▶ [DESCRIPTION OF THE TASK] Starting at the line with "What data populates" and stopping at the final line, retype the data below exactly; do not carry over any pictures.

▶ [RAW DATA]
== == ==

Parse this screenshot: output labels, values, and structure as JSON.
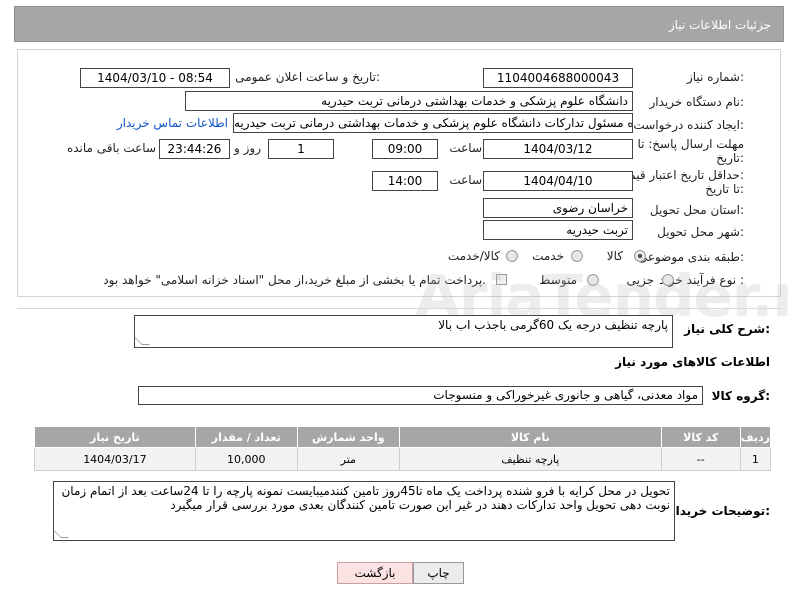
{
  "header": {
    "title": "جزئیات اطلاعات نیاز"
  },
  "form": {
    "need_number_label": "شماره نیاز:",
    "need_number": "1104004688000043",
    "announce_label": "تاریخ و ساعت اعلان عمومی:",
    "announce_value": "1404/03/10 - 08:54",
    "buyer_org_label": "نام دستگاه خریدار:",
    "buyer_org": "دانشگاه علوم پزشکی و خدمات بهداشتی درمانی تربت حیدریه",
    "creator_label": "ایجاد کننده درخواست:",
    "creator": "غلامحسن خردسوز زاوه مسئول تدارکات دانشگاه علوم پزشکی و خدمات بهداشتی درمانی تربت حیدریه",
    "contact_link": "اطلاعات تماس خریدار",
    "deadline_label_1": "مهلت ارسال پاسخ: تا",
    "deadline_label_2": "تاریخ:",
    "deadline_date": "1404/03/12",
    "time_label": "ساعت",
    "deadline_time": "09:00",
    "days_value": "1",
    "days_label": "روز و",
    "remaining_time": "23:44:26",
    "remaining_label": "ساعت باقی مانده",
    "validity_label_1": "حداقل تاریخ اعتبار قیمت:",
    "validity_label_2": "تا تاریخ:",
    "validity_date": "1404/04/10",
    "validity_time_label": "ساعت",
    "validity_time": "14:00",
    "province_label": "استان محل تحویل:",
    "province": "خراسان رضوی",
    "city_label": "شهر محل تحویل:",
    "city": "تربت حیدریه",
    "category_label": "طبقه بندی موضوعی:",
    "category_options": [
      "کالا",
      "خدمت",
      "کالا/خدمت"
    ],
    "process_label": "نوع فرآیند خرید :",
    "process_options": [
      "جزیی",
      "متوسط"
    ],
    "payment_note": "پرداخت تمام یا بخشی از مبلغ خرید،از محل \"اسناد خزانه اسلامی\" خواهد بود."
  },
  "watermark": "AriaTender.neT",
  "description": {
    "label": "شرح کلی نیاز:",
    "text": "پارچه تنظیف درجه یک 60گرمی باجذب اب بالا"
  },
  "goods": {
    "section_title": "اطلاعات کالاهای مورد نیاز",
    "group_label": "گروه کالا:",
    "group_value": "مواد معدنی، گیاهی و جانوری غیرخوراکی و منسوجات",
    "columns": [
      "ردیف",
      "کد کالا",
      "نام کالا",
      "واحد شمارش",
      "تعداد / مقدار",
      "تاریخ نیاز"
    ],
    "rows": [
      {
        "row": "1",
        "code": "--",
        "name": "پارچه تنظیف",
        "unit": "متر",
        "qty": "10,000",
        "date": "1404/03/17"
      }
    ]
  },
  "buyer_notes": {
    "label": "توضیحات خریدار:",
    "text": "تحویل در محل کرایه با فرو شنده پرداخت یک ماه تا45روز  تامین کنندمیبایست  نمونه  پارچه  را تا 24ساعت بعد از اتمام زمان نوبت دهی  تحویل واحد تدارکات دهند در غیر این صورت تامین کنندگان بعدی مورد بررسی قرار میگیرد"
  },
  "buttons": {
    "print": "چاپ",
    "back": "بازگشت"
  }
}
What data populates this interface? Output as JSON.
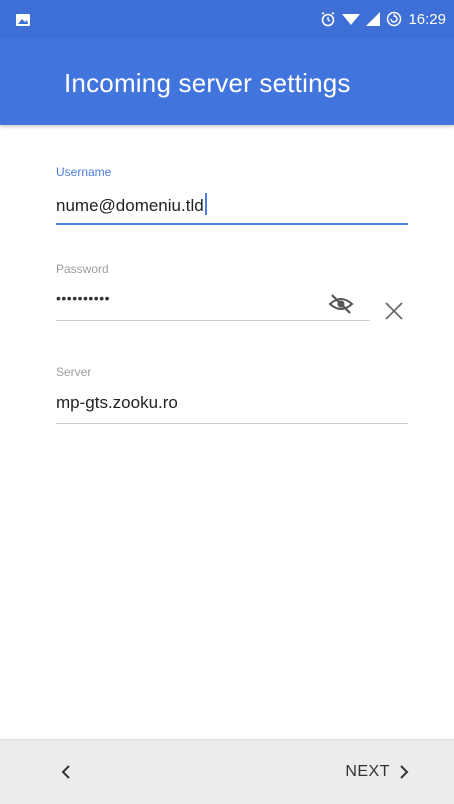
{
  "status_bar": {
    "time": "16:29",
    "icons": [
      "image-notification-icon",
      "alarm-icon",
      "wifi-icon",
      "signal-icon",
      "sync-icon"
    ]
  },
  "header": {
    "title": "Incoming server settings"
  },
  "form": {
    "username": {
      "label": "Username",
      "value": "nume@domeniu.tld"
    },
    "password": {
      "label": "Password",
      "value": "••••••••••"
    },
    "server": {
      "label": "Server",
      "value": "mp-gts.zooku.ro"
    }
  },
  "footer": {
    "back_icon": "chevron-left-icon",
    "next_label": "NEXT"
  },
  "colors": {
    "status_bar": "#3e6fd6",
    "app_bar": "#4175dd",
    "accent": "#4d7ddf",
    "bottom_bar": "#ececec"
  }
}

== == ==

▶ [CORRECT RESULT]
What data populates this interface? Output as JSON.
{
  "status_bar": {
    "time": "16:29",
    "icons": [
      "image-notification-icon",
      "alarm-icon",
      "wifi-icon",
      "signal-icon",
      "sync-icon"
    ]
  },
  "header": {
    "title": "Incoming server settings"
  },
  "form": {
    "username": {
      "label": "Username",
      "value": "nume@domeniu.tld"
    },
    "password": {
      "label": "Password",
      "value": "••••••••••"
    },
    "server": {
      "label": "Server",
      "value": "mp-gts.zooku.ro"
    }
  },
  "footer": {
    "back_icon": "chevron-left-icon",
    "next_label": "NEXT"
  },
  "colors": {
    "status_bar": "#3e6fd6",
    "app_bar": "#4175dd",
    "accent": "#4d7ddf",
    "bottom_bar": "#ececec"
  }
}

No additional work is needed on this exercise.